Every record that follows should be printed verbatim.

==*==

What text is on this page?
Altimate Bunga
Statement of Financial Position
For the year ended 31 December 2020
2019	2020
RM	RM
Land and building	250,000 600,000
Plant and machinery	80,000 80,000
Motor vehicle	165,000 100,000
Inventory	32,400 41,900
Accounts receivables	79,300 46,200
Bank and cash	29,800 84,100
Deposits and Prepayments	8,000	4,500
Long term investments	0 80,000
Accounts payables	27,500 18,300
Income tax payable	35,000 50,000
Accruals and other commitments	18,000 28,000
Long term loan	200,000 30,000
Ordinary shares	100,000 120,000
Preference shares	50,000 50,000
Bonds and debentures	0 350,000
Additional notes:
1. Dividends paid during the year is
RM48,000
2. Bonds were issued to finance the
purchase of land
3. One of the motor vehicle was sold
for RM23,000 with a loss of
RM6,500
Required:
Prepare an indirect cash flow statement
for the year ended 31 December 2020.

==*==

◆ **RESPONSE TO THIS TASK**
What text is on this page?
Altimate Bunga
Statement of Financial Position
For the year ended 31 December 2020
2019	2020
RM	RM
Land and building	250,000 600,000
Plant and machinery	80,000 80,000
Motor vehicle	165,000 100,000
Inventory	32,400 41,900
Accounts receivables	79,300 46,200
Bank and cash	29,800 84,100
Deposits and Prepayments	8,000	4,500
Long term investments	0 80,000
Accounts payables	27,500 18,300
Income tax payable	35,000 50,000
Accruals and other commitments	18,000 28,000
Long term loan	200,000 30,000
Ordinary shares	100,000 120,000
Preference shares	50,000 50,000
Bonds and debentures	0 350,000
Additional notes:
1. Dividends paid during the year is
RM48,000
2. Bonds were issued to finance the
purchase of land
3. One of the motor vehicle was sold
for RM23,000 with a loss of
RM6,500
Required:
Prepare an indirect cash flow statement
for the year ended 31 December 2020.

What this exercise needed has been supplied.